* _INFORMATION SHOWN_:
=====

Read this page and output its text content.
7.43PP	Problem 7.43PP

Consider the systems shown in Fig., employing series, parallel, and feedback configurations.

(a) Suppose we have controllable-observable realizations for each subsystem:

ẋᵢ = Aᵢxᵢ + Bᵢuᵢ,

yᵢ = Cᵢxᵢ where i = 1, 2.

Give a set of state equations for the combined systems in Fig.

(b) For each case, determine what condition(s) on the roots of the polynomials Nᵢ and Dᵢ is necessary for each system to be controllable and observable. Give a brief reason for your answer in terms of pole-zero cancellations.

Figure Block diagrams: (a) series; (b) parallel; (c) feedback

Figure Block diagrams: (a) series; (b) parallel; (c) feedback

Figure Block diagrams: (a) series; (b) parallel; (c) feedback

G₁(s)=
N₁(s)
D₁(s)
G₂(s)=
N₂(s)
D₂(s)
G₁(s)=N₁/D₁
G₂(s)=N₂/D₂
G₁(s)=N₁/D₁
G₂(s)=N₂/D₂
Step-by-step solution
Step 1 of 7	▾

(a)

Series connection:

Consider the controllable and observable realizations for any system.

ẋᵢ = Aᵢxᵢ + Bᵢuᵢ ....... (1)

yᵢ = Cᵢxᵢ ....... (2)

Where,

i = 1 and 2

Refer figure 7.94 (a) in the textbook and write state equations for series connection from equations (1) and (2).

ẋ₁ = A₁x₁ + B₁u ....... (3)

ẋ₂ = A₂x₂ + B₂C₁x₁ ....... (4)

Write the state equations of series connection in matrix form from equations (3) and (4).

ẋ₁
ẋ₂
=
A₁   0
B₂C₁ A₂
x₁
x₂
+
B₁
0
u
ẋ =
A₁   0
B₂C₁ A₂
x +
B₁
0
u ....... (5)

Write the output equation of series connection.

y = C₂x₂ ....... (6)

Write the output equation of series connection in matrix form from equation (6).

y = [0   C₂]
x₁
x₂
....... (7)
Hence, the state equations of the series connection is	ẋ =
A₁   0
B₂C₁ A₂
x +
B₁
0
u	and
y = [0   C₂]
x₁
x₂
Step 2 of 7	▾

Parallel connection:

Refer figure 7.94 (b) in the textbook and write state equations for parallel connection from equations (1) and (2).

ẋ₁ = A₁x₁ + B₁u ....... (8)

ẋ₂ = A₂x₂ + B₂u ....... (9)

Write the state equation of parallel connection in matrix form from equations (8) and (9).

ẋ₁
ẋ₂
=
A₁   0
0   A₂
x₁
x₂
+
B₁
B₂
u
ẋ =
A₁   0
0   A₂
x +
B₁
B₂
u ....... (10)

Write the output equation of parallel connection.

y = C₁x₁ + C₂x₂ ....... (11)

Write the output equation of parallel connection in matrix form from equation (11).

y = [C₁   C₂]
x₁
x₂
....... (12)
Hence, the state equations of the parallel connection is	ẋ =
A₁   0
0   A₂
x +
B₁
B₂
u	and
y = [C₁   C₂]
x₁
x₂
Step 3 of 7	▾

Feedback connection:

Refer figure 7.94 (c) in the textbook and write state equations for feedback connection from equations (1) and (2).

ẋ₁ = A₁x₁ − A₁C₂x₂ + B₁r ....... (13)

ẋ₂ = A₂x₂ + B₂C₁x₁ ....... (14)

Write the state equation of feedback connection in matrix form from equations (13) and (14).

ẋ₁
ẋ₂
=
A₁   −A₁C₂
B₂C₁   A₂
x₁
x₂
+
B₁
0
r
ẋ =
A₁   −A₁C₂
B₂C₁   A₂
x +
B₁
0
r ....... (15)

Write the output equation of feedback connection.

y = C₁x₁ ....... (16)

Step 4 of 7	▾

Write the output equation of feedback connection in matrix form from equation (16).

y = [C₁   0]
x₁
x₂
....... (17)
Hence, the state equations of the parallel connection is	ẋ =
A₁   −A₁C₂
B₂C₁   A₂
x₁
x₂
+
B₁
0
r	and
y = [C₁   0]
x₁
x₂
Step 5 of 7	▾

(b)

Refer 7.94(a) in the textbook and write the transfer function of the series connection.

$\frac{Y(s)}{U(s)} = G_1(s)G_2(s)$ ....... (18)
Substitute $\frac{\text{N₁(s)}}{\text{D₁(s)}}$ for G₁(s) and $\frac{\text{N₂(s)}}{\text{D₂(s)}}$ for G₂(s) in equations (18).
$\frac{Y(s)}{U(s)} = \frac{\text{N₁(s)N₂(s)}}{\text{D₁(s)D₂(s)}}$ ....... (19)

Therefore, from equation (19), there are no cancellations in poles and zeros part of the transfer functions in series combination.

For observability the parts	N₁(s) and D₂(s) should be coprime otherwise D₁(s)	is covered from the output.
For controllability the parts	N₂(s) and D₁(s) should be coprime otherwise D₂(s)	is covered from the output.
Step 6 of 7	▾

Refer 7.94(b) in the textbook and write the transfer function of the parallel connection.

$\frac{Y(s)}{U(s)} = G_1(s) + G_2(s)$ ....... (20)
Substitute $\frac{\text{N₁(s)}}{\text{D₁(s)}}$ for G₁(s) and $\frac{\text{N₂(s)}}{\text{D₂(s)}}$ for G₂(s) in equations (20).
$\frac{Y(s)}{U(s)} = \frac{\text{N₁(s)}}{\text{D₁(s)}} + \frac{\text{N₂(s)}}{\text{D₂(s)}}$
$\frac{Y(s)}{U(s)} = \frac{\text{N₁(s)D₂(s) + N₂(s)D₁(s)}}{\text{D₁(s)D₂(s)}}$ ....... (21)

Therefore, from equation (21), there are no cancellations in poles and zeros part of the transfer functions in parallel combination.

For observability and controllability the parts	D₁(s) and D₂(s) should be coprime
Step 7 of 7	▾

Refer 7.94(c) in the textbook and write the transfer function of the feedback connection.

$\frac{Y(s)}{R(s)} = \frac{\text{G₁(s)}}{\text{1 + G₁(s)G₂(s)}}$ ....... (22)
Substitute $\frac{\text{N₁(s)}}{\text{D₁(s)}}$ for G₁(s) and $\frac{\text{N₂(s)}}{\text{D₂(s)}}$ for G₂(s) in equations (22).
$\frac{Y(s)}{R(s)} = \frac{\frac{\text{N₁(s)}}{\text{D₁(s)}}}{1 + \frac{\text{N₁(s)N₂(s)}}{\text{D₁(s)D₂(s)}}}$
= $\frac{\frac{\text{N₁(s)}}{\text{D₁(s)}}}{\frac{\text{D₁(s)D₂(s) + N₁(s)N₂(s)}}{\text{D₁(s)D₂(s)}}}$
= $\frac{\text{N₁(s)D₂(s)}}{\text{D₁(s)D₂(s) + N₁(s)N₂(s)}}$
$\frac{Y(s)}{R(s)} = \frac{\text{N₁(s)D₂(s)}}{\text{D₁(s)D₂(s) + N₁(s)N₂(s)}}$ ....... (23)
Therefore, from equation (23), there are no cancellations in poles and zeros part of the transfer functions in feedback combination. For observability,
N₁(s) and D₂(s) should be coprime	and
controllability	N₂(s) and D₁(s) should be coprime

=====

* _AIM_: Return what is listed above, exactly and completely.

* _TASK RESULT_:
Read this page and output its text content.
7.43PP	Problem 7.43PP

Consider the systems shown in Fig., employing series, parallel, and feedback configurations.

(a) Suppose we have controllable-observable realizations for each subsystem:

ẋᵢ = Aᵢxᵢ + Bᵢuᵢ,

yᵢ = Cᵢxᵢ where i = 1, 2.

Give a set of state equations for the combined systems in Fig.

(b) For each case, determine what condition(s) on the roots of the polynomials Nᵢ and Dᵢ is necessary for each system to be controllable and observable. Give a brief reason for your answer in terms of pole-zero cancellations.

Figure Block diagrams: (a) series; (b) parallel; (c) feedback

Figure Block diagrams: (a) series; (b) parallel; (c) feedback

Figure Block diagrams: (a) series; (b) parallel; (c) feedback

G₁(s)=
N₁(s)
D₁(s)
G₂(s)=
N₂(s)
D₂(s)
G₁(s)=N₁/D₁
G₂(s)=N₂/D₂
G₁(s)=N₁/D₁
G₂(s)=N₂/D₂
Step-by-step solution
Step 1 of 7	▾

(a)

Series connection:

Consider the controllable and observable realizations for any system.

ẋᵢ = Aᵢxᵢ + Bᵢuᵢ ....... (1)

yᵢ = Cᵢxᵢ ....... (2)

Where,

i = 1 and 2

Refer figure 7.94 (a) in the textbook and write state equations for series connection from equations (1) and (2).

ẋ₁ = A₁x₁ + B₁u ....... (3)

ẋ₂ = A₂x₂ + B₂C₁x₁ ....... (4)

Write the state equations of series connection in matrix form from equations (3) and (4).

ẋ₁
ẋ₂
=
A₁   0
B₂C₁ A₂
x₁
x₂
+
B₁
0
u
ẋ =
A₁   0
B₂C₁ A₂
x +
B₁
0
u ....... (5)

Write the output equation of series connection.

y = C₂x₂ ....... (6)

Write the output equation of series connection in matrix form from equation (6).

y = [0   C₂]
x₁
x₂
....... (7)
Hence, the state equations of the series connection is	ẋ =
A₁   0
B₂C₁ A₂
x +
B₁
0
u	and
y = [0   C₂]
x₁
x₂
Step 2 of 7	▾

Parallel connection:

Refer figure 7.94 (b) in the textbook and write state equations for parallel connection from equations (1) and (2).

ẋ₁ = A₁x₁ + B₁u ....... (8)

ẋ₂ = A₂x₂ + B₂u ....... (9)

Write the state equation of parallel connection in matrix form from equations (8) and (9).

ẋ₁
ẋ₂
=
A₁   0
0   A₂
x₁
x₂
+
B₁
B₂
u
ẋ =
A₁   0
0   A₂
x +
B₁
B₂
u ....... (10)

Write the output equation of parallel connection.

y = C₁x₁ + C₂x₂ ....... (11)

Write the output equation of parallel connection in matrix form from equation (11).

y = [C₁   C₂]
x₁
x₂
....... (12)
Hence, the state equations of the parallel connection is	ẋ =
A₁   0
0   A₂
x +
B₁
B₂
u	and
y = [C₁   C₂]
x₁
x₂
Step 3 of 7	▾

Feedback connection:

Refer figure 7.94 (c) in the textbook and write state equations for feedback connection from equations (1) and (2).

ẋ₁ = A₁x₁ − A₁C₂x₂ + B₁r ....... (13)

ẋ₂ = A₂x₂ + B₂C₁x₁ ....... (14)

Write the state equation of feedback connection in matrix form from equations (13) and (14).

ẋ₁
ẋ₂
=
A₁   −A₁C₂
B₂C₁   A₂
x₁
x₂
+
B₁
0
r
ẋ =
A₁   −A₁C₂
B₂C₁   A₂
x +
B₁
0
r ....... (15)

Write the output equation of feedback connection.

y = C₁x₁ ....... (16)

Step 4 of 7	▾

Write the output equation of feedback connection in matrix form from equation (16).

y = [C₁   0]
x₁
x₂
....... (17)
Hence, the state equations of the parallel connection is	ẋ =
A₁   −A₁C₂
B₂C₁   A₂
x₁
x₂
+
B₁
0
r	and
y = [C₁   0]
x₁
x₂
Step 5 of 7	▾

(b)

Refer 7.94(a) in the textbook and write the transfer function of the series connection.

$\frac{Y(s)}{U(s)} = G_1(s)G_2(s)$ ....... (18)
Substitute $\frac{\text{N₁(s)}}{\text{D₁(s)}}$ for G₁(s) and $\frac{\text{N₂(s)}}{\text{D₂(s)}}$ for G₂(s) in equations (18).
$\frac{Y(s)}{U(s)} = \frac{\text{N₁(s)N₂(s)}}{\text{D₁(s)D₂(s)}}$ ....... (19)

Therefore, from equation (19), there are no cancellations in poles and zeros part of the transfer functions in series combination.

For observability the parts	N₁(s) and D₂(s) should be coprime otherwise D₁(s)	is covered from the output.
For controllability the parts	N₂(s) and D₁(s) should be coprime otherwise D₂(s)	is covered from the output.
Step 6 of 7	▾

Refer 7.94(b) in the textbook and write the transfer function of the parallel connection.

$\frac{Y(s)}{U(s)} = G_1(s) + G_2(s)$ ....... (20)
Substitute $\frac{\text{N₁(s)}}{\text{D₁(s)}}$ for G₁(s) and $\frac{\text{N₂(s)}}{\text{D₂(s)}}$ for G₂(s) in equations (20).
$\frac{Y(s)}{U(s)} = \frac{\text{N₁(s)}}{\text{D₁(s)}} + \frac{\text{N₂(s)}}{\text{D₂(s)}}$
$\frac{Y(s)}{U(s)} = \frac{\text{N₁(s)D₂(s) + N₂(s)D₁(s)}}{\text{D₁(s)D₂(s)}}$ ....... (21)

Therefore, from equation (21), there are no cancellations in poles and zeros part of the transfer functions in parallel combination.

For observability and controllability the parts	D₁(s) and D₂(s) should be coprime
Step 7 of 7	▾

Refer 7.94(c) in the textbook and write the transfer function of the feedback connection.

$\frac{Y(s)}{R(s)} = \frac{\text{G₁(s)}}{\text{1 + G₁(s)G₂(s)}}$ ....... (22)
Substitute $\frac{\text{N₁(s)}}{\text{D₁(s)}}$ for G₁(s) and $\frac{\text{N₂(s)}}{\text{D₂(s)}}$ for G₂(s) in equations (22).
$\frac{Y(s)}{R(s)} = \frac{\frac{\text{N₁(s)}}{\text{D₁(s)}}}{1 + \frac{\text{N₁(s)N₂(s)}}{\text{D₁(s)D₂(s)}}}$
= $\frac{\frac{\text{N₁(s)}}{\text{D₁(s)}}}{\frac{\text{D₁(s)D₂(s) + N₁(s)N₂(s)}}{\text{D₁(s)D₂(s)}}}$
= $\frac{\text{N₁(s)D₂(s)}}{\text{D₁(s)D₂(s) + N₁(s)N₂(s)}}$
$\frac{Y(s)}{R(s)} = \frac{\text{N₁(s)D₂(s)}}{\text{D₁(s)D₂(s) + N₁(s)N₂(s)}}$ ....... (23)
Therefore, from equation (23), there are no cancellations in poles and zeros part of the transfer functions in feedback combination. For observability,
N₁(s) and D₂(s) should be coprime	and
controllability	N₂(s) and D₁(s) should be coprime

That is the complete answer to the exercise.